** begin RECORDS TO PROCESS **

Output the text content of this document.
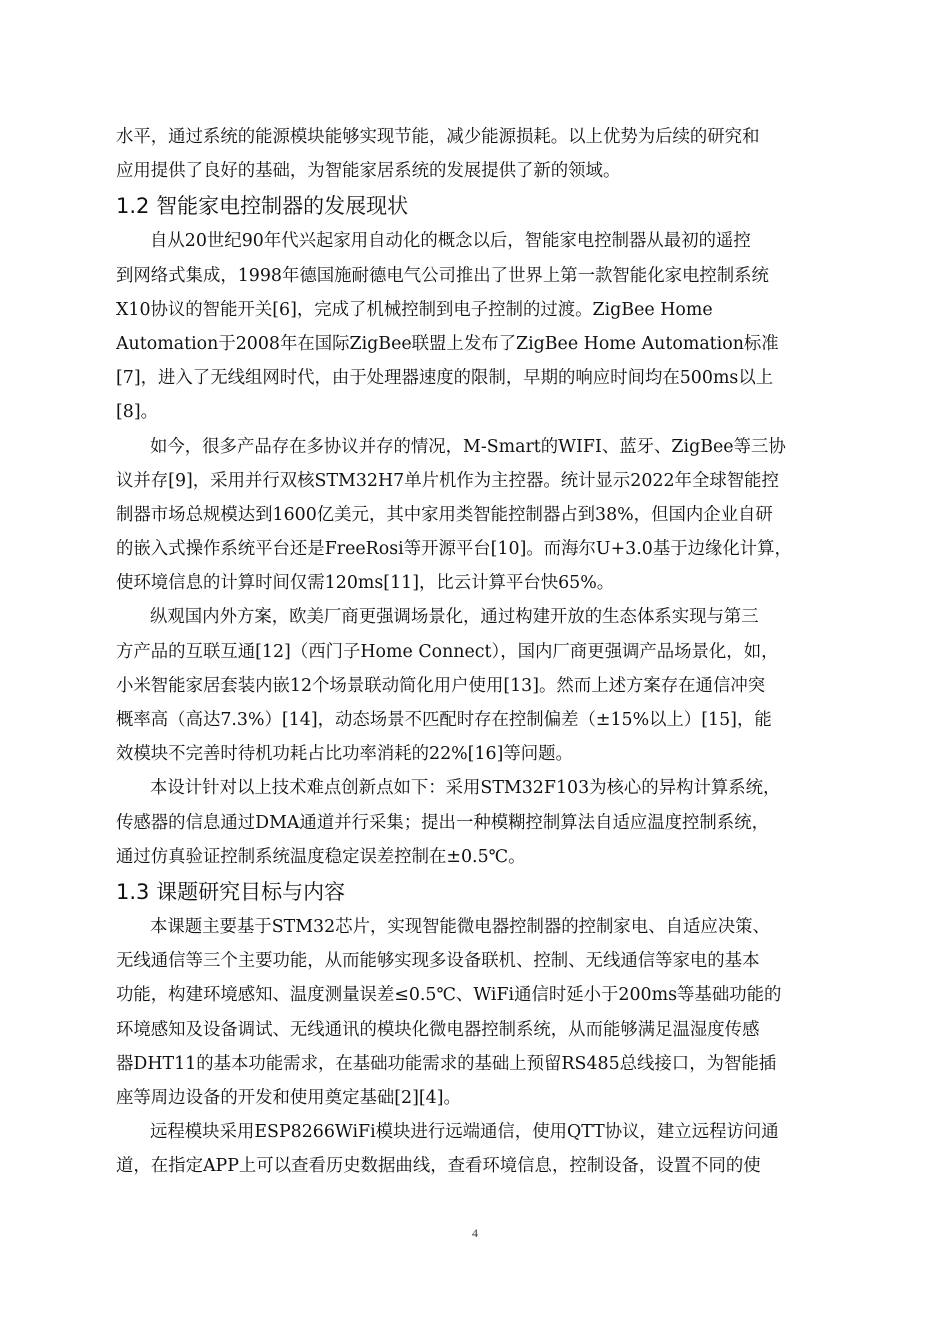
水平，通过系统的能源模块能够实现节能，减少能源损耗。以上优势为后续的研究和
应用提供了良好的基础，为智能家居系统的发展提供了新的领域。
1.2 智能家电控制器的发展现状
自从20世纪90年代兴起家用自动化的概念以后，智能家电控制器从最初的遥控
到网络式集成，1998年德国施耐德电气公司推出了世界上第一款智能化家电控制系统
X10协议的智能开关[6]，完成了机械控制到电子控制的过渡。ZigBee Home
Automation于2008年在国际ZigBee联盟上发布了ZigBee Home Automation标准
[7]，进入了无线组网时代，由于处理器速度的限制，早期的响应时间均在500ms以上
[8]。
如今，很多产品存在多协议并存的情况，M-Smart的WIFI、蓝牙、ZigBee等三协
议并存[9]，采用并行双核STM32H7单片机作为主控器。统计显示2022年全球智能控
制器市场总规模达到1600亿美元，其中家用类智能控制器占到38%，但国内企业自研
的嵌入式操作系统平台还是FreeRosi等开源平台[10]。而海尔U+3.0基于边缘化计算，
使环境信息的计算时间仅需120ms[11]，比云计算平台快65%。
纵观国内外方案，欧美厂商更强调场景化，通过构建开放的生态体系实现与第三
方产品的互联互通[12]（西门子Home Connect），国内厂商更强调产品场景化，如，
小米智能家居套装内嵌12个场景联动简化用户使用[13]。然而上述方案存在通信冲突
概率高（高达7.3%）[14]，动态场景不匹配时存在控制偏差（±15%以上）[15]，能
效模块不完善时待机功耗占比功率消耗的22%[16]等问题。
本设计针对以上技术难点创新点如下：采用STM32F103为核心的异构计算系统，
传感器的信息通过DMA通道并行采集；提出一种模糊控制算法自适应温度控制系统，
通过仿真验证控制系统温度稳定误差控制在±0.5℃。
1.3 课题研究目标与内容
本课题主要基于STM32芯片，实现智能微电器控制器的控制家电、自适应决策、
无线通信等三个主要功能，从而能够实现多设备联机、控制、无线通信等家电的基本
功能，构建环境感知、温度测量误差≤0.5℃、WiFi通信时延小于200ms等基础功能的
环境感知及设备调试、无线通讯的模块化微电器控制系统，从而能够满足温湿度传感
器DHT11的基本功能需求，在基础功能需求的基础上预留RS485总线接口，为智能插
座等周边设备的开发和使用奠定基础[2][4]。
远程模块采用ESP8266WiFi模块进行远端通信，使用QTT协议，建立远程访问通
道，在指定APP上可以查看历史数据曲线，查看环境信息，控制设备，设置不同的使
4
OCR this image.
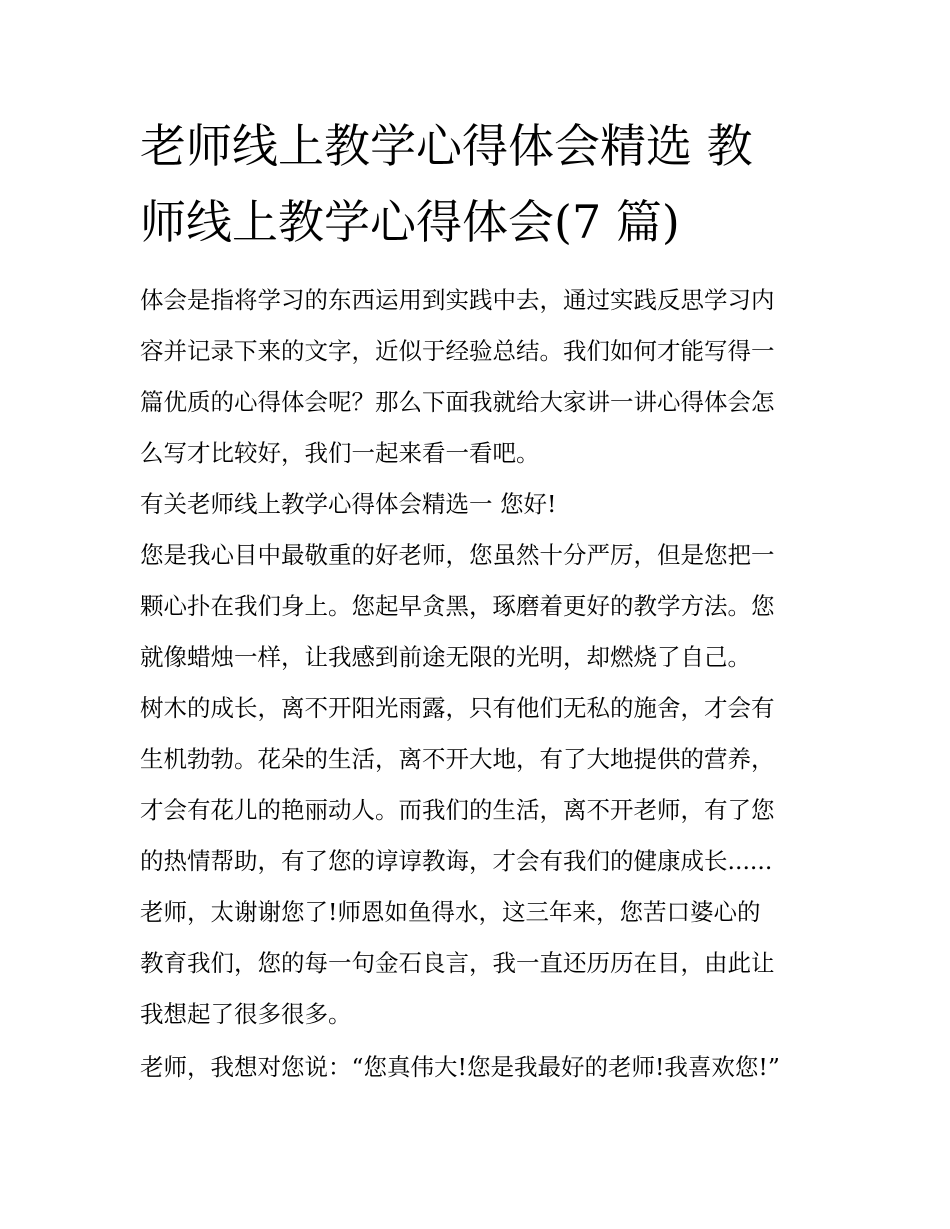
老师线上教学心得体会精选 教
师线上教学心得体会(7 篇)

体会是指将学习的东西运用到实践中去，通过实践反思学习内

容并记录下来的文字，近似于经验总结。我们如何才能写得一

篇优质的心得体会呢？那么下面我就给大家讲一讲心得体会怎

么写才比较好，我们一起来看一看吧。

有关老师线上教学心得体会精选一 您好!

您是我心目中最敬重的好老师，您虽然十分严厉，但是您把一

颗心扑在我们身上。您起早贪黑，琢磨着更好的教学方法。您

就像蜡烛一样，让我感到前途无限的光明，却燃烧了自己。

树木的成长，离不开阳光雨露，只有他们无私的施舍，才会有

生机勃勃。花朵的生活，离不开大地，有了大地提供的营养，

才会有花儿的艳丽动人。而我们的生活，离不开老师，有了您

的热情帮助，有了您的谆谆教诲，才会有我们的健康成长......

老师，太谢谢您了!师恩如鱼得水，这三年来，您苦口婆心的

教育我们，您的每一句金石良言，我一直还历历在目，由此让

我想起了很多很多。

老师，我想对您说：“您真伟大!您是我最好的老师!我喜欢您!”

** end RECORDS TO PROCESS **

WHAT YOU SHOULD DO ->
Collect each line above holding the string "this".

ANSWER ->
Output the text content of this document.
OCR this image.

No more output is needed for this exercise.